DIRECTIVE 1
In the records, copy word for word every line from the one containing "wall-core-left-mid <box>111 179 123 340</box>" through the one containing "window-right <box>537 517 643 528</box>", including both of those lines.

Moper Transportation v, Norbet Trucking Corp.

Superior Court of New Jersey,Appellate Division.

MOPER TRANSPORTATION, INC., Manuel Flores and Great American Assurance Company, Plaintiffs-Respondents

v.

NORBET TRUCKING CORP. and The Insurance Company of the State of Pennsylvania, XYZ Corp. (said name being fictitious and unknown), Defendants-Appellants.

Argued Oct. 1, 2007.

Decided March 27, 2008.

 

STERN, P.J.A.D.

Defendants, Norbet Trucking Corporation and the Insurance Company of the State of Pennsylvania (ICSOP), appeal from a final judgment based on an order of October 4, 2006, and orders of June 20, 2006, entered in favor of plaintiffs, Great American Assurance Company, Moper Transportation Inc. and Manuel Flores, declaring that ICSOP must provide coverage in the case of Colon v. Moper, and requiring reimbursement to Great American by ICSOP for counsel fees and costs in that matter and this declaratory judgment action. The court had ruled by order of June 20, 2006, that Flores, Moper’s sole shareholder and president, was using “the subject-matter tractor to return home after leaving Norbet Trucking’s facility after completing his dispatch duties … in the course and scope of the commercial business of Norbet Trucking as that term is defined in the respective policies and applicable case law,” that “the non-trucking [or business use] exclusion contained in the Great American non-trucking liability policy is applicable”  so that Great American did not provide coverage for Flores’ accident with David Colon in January 2004, and that ICSOP “must provide primary coverage” for injuries and damages resulting from the accident.

DIRECTIVE 2
According to the court opinion, on what date was the case decided?

Entries taken from a collection
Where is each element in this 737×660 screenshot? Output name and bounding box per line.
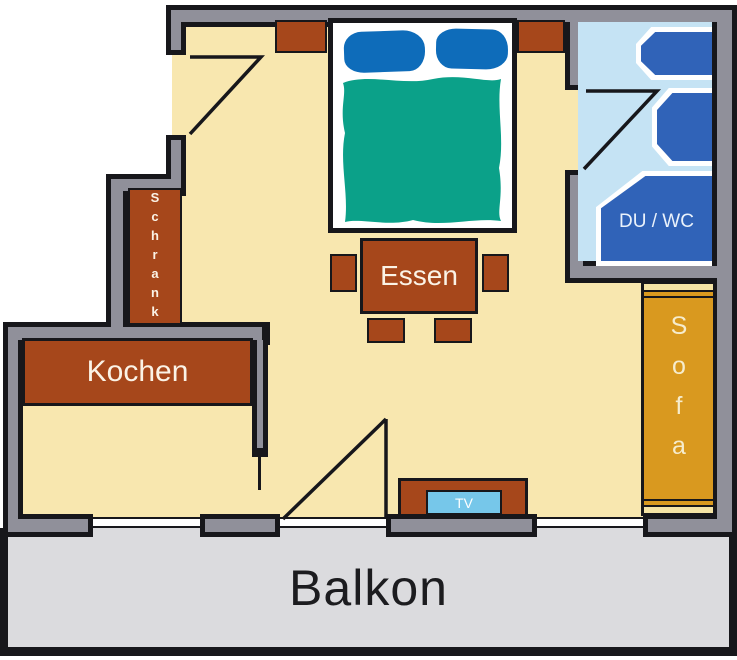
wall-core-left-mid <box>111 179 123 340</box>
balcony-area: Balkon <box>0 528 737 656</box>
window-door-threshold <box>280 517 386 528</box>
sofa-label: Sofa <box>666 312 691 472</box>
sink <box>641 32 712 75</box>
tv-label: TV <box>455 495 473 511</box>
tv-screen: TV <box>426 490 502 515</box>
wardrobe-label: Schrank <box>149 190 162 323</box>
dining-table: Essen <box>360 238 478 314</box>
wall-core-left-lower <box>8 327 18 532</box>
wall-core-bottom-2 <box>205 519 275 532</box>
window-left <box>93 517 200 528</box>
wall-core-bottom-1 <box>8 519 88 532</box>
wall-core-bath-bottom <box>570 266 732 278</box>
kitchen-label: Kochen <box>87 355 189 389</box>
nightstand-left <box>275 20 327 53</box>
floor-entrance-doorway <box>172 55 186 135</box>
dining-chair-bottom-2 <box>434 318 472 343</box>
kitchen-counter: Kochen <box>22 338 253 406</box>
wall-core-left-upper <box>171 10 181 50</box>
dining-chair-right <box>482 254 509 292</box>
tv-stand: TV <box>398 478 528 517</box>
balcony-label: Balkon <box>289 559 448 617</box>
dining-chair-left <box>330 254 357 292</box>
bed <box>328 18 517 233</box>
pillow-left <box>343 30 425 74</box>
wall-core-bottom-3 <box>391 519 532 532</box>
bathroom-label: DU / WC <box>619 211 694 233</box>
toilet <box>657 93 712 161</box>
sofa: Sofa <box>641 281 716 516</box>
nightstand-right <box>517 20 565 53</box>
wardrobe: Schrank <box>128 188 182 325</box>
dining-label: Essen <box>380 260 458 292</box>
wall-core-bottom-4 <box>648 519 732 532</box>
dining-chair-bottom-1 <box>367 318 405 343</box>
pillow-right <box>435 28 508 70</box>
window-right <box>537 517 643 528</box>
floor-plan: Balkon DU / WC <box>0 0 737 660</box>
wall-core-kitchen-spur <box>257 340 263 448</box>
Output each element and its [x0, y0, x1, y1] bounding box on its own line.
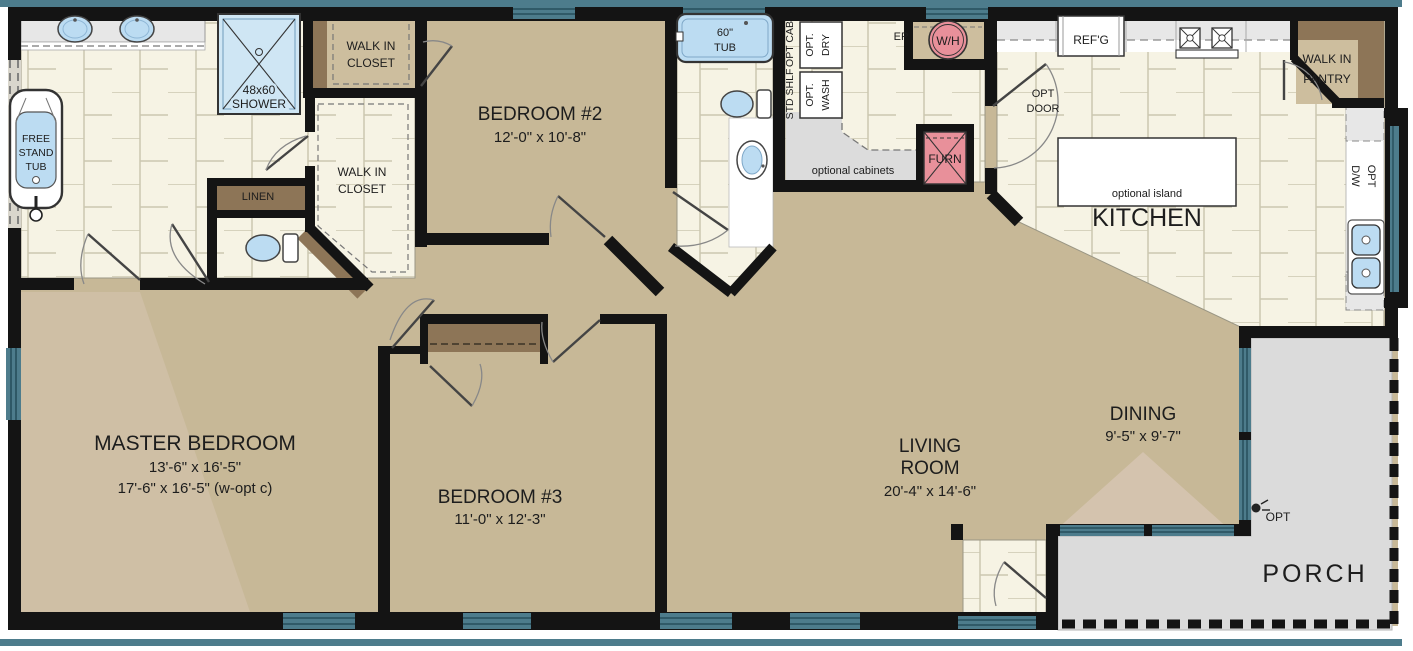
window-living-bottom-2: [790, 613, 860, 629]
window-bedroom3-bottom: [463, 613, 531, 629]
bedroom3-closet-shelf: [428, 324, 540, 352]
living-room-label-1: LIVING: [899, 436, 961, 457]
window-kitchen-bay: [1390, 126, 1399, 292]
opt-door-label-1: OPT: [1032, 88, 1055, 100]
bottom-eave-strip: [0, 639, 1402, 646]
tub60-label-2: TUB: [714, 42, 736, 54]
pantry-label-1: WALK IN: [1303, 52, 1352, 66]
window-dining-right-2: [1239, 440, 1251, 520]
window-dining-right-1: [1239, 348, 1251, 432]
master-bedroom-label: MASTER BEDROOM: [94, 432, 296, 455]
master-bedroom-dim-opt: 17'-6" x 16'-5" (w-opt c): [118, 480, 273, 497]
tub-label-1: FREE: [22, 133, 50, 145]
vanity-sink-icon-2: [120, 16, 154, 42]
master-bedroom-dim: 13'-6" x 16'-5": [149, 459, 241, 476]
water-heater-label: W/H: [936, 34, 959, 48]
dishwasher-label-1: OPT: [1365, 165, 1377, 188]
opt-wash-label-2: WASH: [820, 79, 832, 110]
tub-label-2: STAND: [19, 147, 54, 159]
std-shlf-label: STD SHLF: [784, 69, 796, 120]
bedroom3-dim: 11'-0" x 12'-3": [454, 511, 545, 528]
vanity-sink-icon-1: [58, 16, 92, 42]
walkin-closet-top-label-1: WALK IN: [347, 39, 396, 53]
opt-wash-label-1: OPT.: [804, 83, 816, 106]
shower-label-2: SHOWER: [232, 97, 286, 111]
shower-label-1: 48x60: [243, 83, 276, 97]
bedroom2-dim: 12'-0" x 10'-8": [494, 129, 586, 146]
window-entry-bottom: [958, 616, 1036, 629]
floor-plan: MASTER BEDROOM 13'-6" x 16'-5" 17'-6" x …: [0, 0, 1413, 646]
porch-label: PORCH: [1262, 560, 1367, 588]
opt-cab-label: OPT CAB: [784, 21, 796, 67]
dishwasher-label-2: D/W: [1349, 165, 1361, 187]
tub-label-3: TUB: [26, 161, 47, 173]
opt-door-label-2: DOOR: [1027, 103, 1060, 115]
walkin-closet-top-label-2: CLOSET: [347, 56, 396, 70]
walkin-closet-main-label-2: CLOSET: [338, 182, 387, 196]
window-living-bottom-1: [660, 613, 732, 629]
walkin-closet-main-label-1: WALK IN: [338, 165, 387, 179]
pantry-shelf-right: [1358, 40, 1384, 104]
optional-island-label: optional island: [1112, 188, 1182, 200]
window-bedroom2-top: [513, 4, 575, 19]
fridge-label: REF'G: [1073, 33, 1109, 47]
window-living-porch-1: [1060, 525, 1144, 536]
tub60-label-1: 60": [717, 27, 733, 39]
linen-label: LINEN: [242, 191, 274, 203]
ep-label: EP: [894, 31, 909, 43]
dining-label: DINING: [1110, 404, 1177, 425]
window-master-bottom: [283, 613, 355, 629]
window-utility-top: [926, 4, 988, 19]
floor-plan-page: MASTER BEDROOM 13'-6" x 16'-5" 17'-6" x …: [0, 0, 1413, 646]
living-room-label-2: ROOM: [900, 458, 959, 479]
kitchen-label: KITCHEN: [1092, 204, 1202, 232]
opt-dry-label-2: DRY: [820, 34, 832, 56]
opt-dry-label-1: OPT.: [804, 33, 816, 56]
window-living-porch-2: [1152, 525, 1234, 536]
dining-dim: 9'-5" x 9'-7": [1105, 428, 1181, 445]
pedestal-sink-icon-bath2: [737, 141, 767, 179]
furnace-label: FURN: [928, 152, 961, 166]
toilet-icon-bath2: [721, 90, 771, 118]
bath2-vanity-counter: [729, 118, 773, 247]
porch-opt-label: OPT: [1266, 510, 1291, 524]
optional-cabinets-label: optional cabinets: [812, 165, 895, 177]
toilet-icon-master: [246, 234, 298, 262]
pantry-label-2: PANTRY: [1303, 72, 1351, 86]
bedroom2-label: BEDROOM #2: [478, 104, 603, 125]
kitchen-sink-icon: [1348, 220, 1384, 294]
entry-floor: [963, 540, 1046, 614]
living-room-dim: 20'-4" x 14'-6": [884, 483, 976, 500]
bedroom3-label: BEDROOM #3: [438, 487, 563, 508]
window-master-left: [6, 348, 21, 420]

COMPLETE RESPONSE 1
wall-core-left-mid <box>111 179 123 340</box>
balcony-area: Balkon <box>0 528 737 656</box>
window-door-threshold <box>280 517 386 528</box>
sofa-label: Sofa <box>666 312 691 472</box>
sink <box>641 32 712 75</box>
tv-label: TV <box>455 495 473 511</box>
tv-screen: TV <box>426 490 502 515</box>
wardrobe-label: Schrank <box>149 190 162 323</box>
dining-table: Essen <box>360 238 478 314</box>
wall-core-left-lower <box>8 327 18 532</box>
wall-core-bottom-2 <box>205 519 275 532</box>
window-left <box>93 517 200 528</box>
wall-core-bottom-1 <box>8 519 88 532</box>
wall-core-bath-bottom <box>570 266 732 278</box>
kitchen-label: Kochen <box>87 355 189 389</box>
nightstand-left <box>275 20 327 53</box>
floor-entrance-doorway <box>172 55 186 135</box>
dining-chair-bottom-2 <box>434 318 472 343</box>
kitchen-counter: Kochen <box>22 338 253 406</box>
wall-core-left-upper <box>171 10 181 50</box>
dining-chair-right <box>482 254 509 292</box>
tv-stand: TV <box>398 478 528 517</box>
balcony-label: Balkon <box>289 559 448 617</box>
dining-chair-left <box>330 254 357 292</box>
bed <box>328 18 517 233</box>
pillow-left <box>343 30 425 74</box>
wall-core-bottom-3 <box>391 519 532 532</box>
bathroom-label: DU / WC <box>619 211 694 233</box>
toilet <box>657 93 712 161</box>
sofa: Sofa <box>641 281 716 516</box>
nightstand-right <box>517 20 565 53</box>
wardrobe: Schrank <box>128 188 182 325</box>
dining-label: Essen <box>380 260 458 292</box>
wall-core-bottom-4 <box>648 519 732 532</box>
dining-chair-bottom-1 <box>367 318 405 343</box>
pillow-right <box>435 28 508 70</box>
window-right <box>537 517 643 528</box>

COMPLETE RESPONSE 2
March 27, 2008.